- GIVEN DATA -
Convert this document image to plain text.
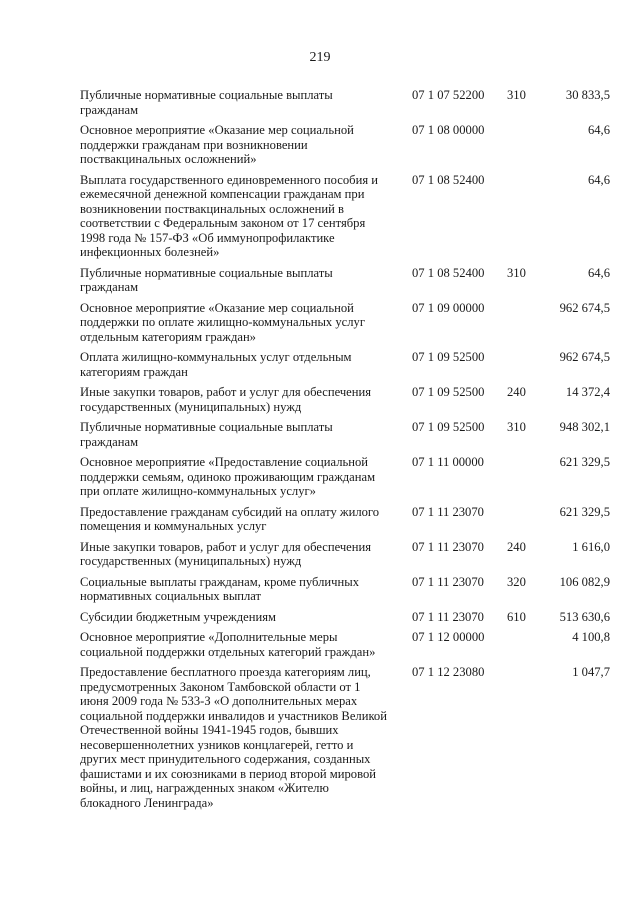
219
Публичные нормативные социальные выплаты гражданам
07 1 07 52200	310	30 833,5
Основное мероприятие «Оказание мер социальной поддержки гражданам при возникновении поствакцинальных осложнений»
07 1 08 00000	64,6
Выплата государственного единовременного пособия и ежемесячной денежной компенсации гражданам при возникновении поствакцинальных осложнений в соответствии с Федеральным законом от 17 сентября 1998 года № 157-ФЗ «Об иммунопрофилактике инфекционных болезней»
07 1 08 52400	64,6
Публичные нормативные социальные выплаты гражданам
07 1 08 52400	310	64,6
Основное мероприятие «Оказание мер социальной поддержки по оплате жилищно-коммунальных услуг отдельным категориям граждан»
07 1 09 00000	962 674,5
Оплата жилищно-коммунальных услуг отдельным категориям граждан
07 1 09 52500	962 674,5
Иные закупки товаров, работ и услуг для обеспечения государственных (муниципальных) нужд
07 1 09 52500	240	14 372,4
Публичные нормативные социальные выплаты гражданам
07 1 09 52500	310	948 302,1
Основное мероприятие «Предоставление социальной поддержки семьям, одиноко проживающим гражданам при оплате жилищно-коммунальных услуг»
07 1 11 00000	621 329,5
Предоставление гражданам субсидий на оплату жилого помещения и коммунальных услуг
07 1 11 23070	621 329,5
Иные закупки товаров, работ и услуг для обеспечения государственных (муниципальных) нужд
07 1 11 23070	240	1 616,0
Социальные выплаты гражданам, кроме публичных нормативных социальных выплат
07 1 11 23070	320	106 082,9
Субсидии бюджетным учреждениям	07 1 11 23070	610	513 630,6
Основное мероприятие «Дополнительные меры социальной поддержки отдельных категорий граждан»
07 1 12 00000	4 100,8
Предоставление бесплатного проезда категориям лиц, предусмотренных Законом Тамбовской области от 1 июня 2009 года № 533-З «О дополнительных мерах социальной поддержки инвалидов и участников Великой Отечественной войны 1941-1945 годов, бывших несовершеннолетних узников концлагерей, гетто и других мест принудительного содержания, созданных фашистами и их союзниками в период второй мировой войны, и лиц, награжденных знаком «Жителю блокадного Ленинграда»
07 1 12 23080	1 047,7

==

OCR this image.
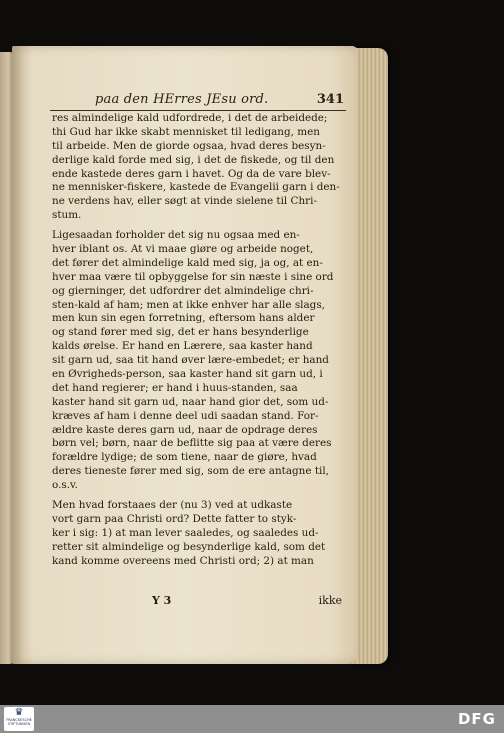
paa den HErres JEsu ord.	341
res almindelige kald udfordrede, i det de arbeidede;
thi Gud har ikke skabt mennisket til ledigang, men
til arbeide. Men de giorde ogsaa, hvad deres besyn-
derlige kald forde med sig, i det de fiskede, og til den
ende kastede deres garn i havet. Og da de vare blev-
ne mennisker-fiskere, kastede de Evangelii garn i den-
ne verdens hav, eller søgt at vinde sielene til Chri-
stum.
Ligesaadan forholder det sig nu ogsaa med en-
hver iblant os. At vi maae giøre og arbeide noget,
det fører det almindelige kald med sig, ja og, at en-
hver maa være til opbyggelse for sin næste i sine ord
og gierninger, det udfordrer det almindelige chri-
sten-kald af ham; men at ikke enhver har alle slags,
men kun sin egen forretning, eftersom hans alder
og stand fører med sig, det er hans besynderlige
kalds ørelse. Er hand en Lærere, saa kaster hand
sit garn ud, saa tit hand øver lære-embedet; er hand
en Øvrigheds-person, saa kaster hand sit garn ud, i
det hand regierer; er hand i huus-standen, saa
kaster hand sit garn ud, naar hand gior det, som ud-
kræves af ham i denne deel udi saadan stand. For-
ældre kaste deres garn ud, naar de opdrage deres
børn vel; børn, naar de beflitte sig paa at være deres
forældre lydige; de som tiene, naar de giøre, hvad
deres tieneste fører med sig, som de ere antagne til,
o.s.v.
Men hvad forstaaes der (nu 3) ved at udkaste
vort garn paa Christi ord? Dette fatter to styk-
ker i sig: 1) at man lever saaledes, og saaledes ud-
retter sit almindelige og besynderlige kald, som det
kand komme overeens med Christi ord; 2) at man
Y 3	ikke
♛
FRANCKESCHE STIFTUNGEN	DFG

- JOB -
Check each line of the records for "Оказание" and copy the ones that contain it.

- RESPONSE TO THE EXERCISE -
Основное мероприятие «Оказание мер социальной поддержки гражданам при возникновении поствакцинальных осложнений»
Основное мероприятие «Оказание мер социальной поддержки по оплате жилищно-коммунальных услуг отдельным категориям граждан»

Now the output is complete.